(TASK STATEMENT)
Type out the data exactly as given. Skip any image.

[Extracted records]
----
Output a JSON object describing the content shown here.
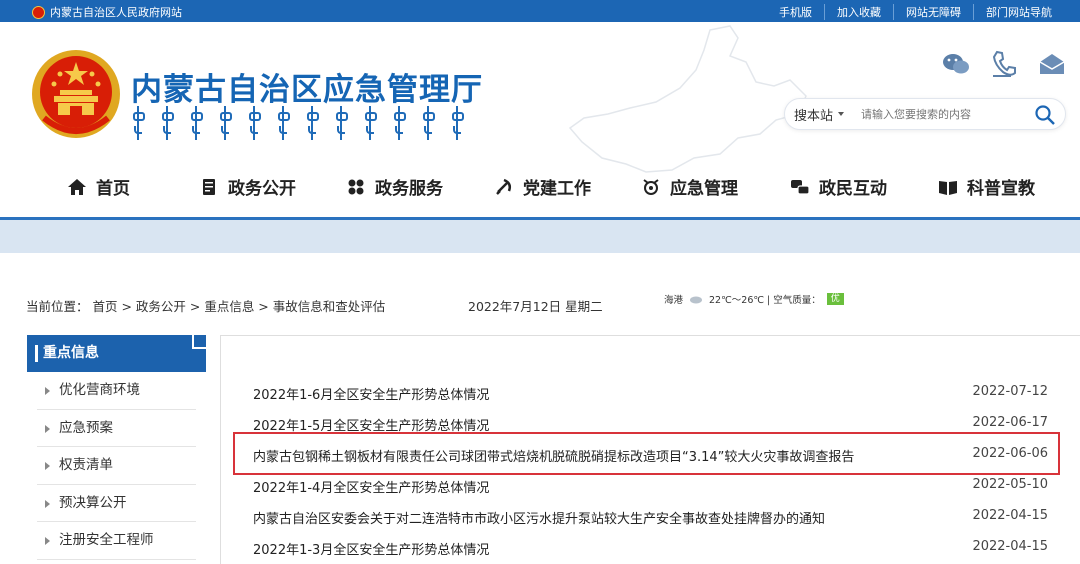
{
  "topbar": {
    "site_name": "内蒙古自治区人民政府网站",
    "links": [
      "手机版",
      "加入收藏",
      "网站无障碍",
      "部门网站导航"
    ]
  },
  "header": {
    "title": "内蒙古自治区应急管理厅",
    "icons": [
      "wechat-icon",
      "phone-icon",
      "mail-icon"
    ]
  },
  "search": {
    "scope_label": "搜本站",
    "placeholder": "请输入您要搜索的内容"
  },
  "nav": {
    "items": [
      {
        "label": "首页",
        "icon": "home-icon"
      },
      {
        "label": "政务公开",
        "icon": "document-icon"
      },
      {
        "label": "政务服务",
        "icon": "grid-icon"
      },
      {
        "label": "党建工作",
        "icon": "party-icon"
      },
      {
        "label": "应急管理",
        "icon": "emergency-icon"
      },
      {
        "label": "政民互动",
        "icon": "interaction-icon"
      },
      {
        "label": "科普宣教",
        "icon": "book-icon"
      }
    ]
  },
  "location": {
    "crumbs": "当前位置：  首页 > 政务公开 > 重点信息 > 事故信息和查处评估",
    "date": "2022年7月12日 星期二",
    "weather_city": "海港",
    "weather_temp": "22℃～26℃ | 空气质量：",
    "aqi": "优"
  },
  "sidebar": {
    "heading": "重点信息",
    "items": [
      "优化营商环境",
      "应急预案",
      "权责清单",
      "预决算公开",
      "注册安全工程师"
    ]
  },
  "articles": [
    {
      "title": "2022年1-6月全区安全生产形势总体情况",
      "date": "2022-07-12"
    },
    {
      "title": "2022年1-5月全区安全生产形势总体情况",
      "date": "2022-06-17"
    },
    {
      "title": "内蒙古包钢稀土钢板材有限责任公司球团带式焙烧机脱硫脱硝提标改造项目“3.14”较大火灾事故调查报告",
      "date": "2022-06-06"
    },
    {
      "title": "2022年1-4月全区安全生产形势总体情况",
      "date": "2022-05-10"
    },
    {
      "title": "内蒙古自治区安委会关于对二连浩特市市政小区污水提升泵站较大生产安全事故查处挂牌督办的通知",
      "date": "2022-04-15"
    },
    {
      "title": "2022年1-3月全区安全生产形势总体情况",
      "date": "2022-04-15"
    }
  ],
  "colors": {
    "brand_blue": "#1c66b4",
    "nav_line": "#2a72bf",
    "highlight_red": "#d8333a"
  }
}
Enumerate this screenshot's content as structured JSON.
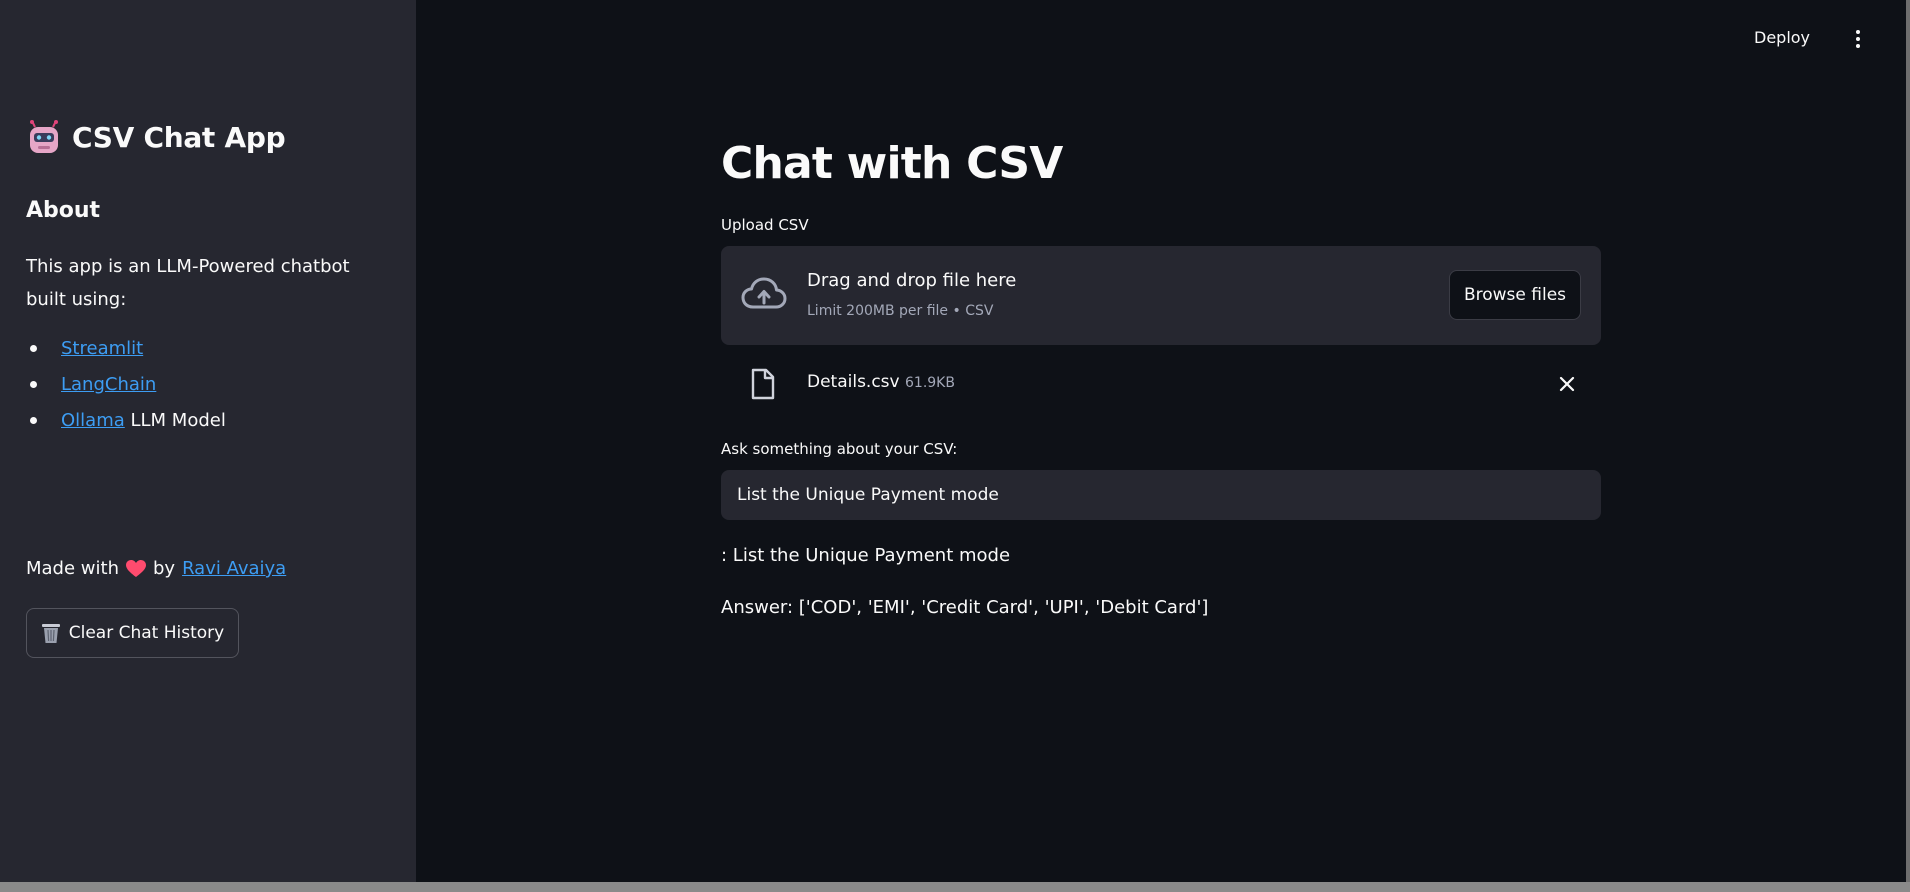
----
(COMPLETE OUTPUT)
Output a JSON object describing the content shown here.
{
  "topbar": {
    "site_name": "内蒙古自治区人民政府网站",
    "links": [
      "手机版",
      "加入收藏",
      "网站无障碍",
      "部门网站导航"
    ]
  },
  "header": {
    "title": "内蒙古自治区应急管理厅",
    "icons": [
      "wechat-icon",
      "phone-icon",
      "mail-icon"
    ]
  },
  "search": {
    "scope_label": "搜本站",
    "placeholder": "请输入您要搜索的内容"
  },
  "nav": {
    "items": [
      {
        "label": "首页",
        "icon": "home-icon"
      },
      {
        "label": "政务公开",
        "icon": "document-icon"
      },
      {
        "label": "政务服务",
        "icon": "grid-icon"
      },
      {
        "label": "党建工作",
        "icon": "party-icon"
      },
      {
        "label": "应急管理",
        "icon": "emergency-icon"
      },
      {
        "label": "政民互动",
        "icon": "interaction-icon"
      },
      {
        "label": "科普宣教",
        "icon": "book-icon"
      }
    ]
  },
  "location": {
    "crumbs": "当前位置：  首页 > 政务公开 > 重点信息 > 事故信息和查处评估",
    "date": "2022年7月12日 星期二",
    "weather_city": "海港",
    "weather_temp": "22℃～26℃ | 空气质量：",
    "aqi": "优"
  },
  "sidebar": {
    "heading": "重点信息",
    "items": [
      "优化营商环境",
      "应急预案",
      "权责清单",
      "预决算公开",
      "注册安全工程师"
    ]
  },
  "articles": [
    {
      "title": "2022年1-6月全区安全生产形势总体情况",
      "date": "2022-07-12"
    },
    {
      "title": "2022年1-5月全区安全生产形势总体情况",
      "date": "2022-06-17"
    },
    {
      "title": "内蒙古包钢稀土钢板材有限责任公司球团带式焙烧机脱硫脱硝提标改造项目“3.14”较大火灾事故调查报告",
      "date": "2022-06-06"
    },
    {
      "title": "2022年1-4月全区安全生产形势总体情况",
      "date": "2022-05-10"
    },
    {
      "title": "内蒙古自治区安委会关于对二连浩特市市政小区污水提升泵站较大生产安全事故查处挂牌督办的通知",
      "date": "2022-04-15"
    },
    {
      "title": "2022年1-3月全区安全生产形势总体情况",
      "date": "2022-04-15"
    }
  ],
  "colors": {
    "brand_blue": "#1c66b4",
    "nav_line": "#2a72bf",
    "highlight_red": "#d8333a"
  }
}
Enumerate this screenshot's content as structured JSON.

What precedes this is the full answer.